▶ [Given task] Find every line with the word "JSON" and report how many there are, without any other text.

Stored data:
-- START --

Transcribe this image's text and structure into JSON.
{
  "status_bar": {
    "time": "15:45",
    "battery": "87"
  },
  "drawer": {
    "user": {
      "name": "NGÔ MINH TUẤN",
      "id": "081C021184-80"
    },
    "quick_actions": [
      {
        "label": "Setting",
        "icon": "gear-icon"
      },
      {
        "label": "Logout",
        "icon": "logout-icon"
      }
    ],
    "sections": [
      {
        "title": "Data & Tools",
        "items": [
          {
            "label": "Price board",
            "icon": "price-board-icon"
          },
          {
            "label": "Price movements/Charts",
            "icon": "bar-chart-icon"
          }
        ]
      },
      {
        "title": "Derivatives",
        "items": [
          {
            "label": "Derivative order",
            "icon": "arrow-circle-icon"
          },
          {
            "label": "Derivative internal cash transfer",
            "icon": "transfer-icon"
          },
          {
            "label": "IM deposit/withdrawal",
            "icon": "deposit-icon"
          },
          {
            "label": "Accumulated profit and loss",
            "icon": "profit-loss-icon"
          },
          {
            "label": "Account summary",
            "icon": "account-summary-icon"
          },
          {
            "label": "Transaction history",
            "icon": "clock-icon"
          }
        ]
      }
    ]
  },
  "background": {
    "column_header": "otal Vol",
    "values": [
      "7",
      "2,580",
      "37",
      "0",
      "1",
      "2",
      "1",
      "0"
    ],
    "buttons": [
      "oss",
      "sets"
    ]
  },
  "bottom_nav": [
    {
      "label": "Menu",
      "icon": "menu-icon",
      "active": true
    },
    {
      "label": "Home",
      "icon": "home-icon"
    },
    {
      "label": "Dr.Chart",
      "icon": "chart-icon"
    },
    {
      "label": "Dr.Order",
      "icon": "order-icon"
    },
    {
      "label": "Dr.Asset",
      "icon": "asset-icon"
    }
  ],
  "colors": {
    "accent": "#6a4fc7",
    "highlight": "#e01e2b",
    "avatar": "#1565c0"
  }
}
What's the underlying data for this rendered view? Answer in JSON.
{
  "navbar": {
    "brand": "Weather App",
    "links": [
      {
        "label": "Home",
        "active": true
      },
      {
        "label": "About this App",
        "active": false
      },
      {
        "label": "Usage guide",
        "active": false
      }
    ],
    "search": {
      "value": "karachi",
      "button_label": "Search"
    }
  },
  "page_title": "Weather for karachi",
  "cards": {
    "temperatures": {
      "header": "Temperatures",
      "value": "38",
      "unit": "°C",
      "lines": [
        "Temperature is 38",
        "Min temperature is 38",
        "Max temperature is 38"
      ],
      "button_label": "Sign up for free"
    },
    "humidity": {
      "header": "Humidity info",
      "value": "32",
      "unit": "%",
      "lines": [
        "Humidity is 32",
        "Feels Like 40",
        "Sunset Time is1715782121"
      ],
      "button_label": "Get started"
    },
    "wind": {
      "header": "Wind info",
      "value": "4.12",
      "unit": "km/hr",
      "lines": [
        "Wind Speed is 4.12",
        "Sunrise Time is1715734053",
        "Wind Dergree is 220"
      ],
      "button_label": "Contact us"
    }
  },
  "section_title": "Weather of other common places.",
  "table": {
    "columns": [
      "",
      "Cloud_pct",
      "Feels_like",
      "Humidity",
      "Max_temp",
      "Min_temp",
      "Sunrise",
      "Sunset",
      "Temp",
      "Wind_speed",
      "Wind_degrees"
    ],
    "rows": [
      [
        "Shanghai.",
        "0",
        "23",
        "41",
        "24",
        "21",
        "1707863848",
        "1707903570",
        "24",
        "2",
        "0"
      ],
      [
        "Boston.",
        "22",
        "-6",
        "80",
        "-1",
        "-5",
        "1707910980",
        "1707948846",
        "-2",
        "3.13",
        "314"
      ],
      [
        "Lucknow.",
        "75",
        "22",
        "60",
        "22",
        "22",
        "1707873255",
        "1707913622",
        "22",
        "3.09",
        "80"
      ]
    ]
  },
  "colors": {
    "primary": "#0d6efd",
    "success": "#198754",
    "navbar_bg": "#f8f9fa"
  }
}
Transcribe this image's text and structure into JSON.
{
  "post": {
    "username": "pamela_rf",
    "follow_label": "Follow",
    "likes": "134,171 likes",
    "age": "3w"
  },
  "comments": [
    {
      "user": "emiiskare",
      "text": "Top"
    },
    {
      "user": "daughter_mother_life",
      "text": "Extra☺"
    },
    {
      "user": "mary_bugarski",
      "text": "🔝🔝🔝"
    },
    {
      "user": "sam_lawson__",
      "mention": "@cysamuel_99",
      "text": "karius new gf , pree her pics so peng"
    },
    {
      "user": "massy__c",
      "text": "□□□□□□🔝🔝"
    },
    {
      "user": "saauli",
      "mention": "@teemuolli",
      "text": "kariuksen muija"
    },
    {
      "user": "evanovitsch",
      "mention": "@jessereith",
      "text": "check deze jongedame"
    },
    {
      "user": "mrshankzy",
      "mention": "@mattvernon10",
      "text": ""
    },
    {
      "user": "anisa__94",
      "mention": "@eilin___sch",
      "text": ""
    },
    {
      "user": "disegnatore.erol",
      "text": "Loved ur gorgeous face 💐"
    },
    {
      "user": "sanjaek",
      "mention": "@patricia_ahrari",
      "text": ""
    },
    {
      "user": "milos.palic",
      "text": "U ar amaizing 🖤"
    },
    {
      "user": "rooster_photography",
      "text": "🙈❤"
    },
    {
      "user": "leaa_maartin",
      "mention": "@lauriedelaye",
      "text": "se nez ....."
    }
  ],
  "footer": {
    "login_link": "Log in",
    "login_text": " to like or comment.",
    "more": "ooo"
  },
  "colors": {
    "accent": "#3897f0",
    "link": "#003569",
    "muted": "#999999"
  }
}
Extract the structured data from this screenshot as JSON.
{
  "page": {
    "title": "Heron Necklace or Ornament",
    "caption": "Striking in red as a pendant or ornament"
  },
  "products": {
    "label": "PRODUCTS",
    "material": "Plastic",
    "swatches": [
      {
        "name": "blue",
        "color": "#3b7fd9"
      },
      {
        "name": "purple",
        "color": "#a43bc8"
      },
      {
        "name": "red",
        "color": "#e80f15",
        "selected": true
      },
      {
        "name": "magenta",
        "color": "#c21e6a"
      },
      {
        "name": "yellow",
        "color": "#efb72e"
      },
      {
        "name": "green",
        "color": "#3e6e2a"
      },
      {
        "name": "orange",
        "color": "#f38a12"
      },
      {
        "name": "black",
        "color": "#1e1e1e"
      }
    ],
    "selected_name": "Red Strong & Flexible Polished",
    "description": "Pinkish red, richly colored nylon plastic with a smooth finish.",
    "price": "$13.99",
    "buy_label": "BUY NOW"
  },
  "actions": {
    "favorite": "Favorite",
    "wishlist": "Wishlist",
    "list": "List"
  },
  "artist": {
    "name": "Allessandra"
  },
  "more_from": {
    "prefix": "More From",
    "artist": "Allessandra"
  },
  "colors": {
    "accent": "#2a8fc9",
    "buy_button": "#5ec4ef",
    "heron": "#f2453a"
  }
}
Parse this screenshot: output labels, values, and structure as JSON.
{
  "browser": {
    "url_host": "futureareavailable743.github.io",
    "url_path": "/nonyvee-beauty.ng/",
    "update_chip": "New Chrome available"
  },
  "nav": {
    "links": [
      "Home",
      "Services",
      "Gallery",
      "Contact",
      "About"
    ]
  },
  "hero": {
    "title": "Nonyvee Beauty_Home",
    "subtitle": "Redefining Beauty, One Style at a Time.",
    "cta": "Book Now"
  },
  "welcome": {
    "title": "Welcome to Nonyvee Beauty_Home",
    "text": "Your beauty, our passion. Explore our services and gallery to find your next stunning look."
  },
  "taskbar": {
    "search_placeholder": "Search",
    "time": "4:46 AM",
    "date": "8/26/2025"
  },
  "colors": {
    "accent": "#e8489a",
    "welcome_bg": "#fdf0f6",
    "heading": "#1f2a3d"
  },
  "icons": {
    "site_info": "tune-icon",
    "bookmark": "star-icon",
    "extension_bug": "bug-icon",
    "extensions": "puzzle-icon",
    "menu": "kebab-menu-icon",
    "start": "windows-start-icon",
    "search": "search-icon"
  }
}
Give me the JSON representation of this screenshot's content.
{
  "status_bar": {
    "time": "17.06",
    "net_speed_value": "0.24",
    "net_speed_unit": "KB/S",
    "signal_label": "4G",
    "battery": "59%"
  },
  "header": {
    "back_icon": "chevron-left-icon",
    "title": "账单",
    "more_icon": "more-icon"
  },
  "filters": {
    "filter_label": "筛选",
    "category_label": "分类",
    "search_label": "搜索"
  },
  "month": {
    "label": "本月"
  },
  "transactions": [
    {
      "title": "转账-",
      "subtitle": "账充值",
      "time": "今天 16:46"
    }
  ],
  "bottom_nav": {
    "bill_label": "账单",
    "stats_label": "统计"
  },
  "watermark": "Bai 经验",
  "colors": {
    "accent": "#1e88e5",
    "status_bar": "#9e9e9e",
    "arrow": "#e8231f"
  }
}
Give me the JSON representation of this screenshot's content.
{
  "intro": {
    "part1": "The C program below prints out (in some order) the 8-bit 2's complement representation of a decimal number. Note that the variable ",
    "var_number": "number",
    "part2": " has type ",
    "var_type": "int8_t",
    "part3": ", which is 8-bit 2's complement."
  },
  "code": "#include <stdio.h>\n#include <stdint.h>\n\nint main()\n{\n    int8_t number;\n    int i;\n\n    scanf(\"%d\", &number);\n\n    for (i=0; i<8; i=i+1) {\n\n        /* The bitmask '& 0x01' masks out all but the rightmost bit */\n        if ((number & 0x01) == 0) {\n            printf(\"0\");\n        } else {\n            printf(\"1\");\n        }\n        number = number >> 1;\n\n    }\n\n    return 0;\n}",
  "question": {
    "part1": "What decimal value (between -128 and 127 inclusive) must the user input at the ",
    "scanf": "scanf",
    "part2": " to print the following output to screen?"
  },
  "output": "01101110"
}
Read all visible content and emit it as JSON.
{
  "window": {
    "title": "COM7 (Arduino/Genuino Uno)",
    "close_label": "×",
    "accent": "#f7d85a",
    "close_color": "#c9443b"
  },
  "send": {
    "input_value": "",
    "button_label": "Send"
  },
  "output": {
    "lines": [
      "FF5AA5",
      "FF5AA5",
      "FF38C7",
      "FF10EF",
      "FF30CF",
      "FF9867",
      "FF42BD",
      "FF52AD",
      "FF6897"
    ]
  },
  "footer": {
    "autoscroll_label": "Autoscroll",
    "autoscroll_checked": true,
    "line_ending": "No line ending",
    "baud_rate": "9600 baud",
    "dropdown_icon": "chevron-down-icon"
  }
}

-- END --

▶ [Solution to the problem] 8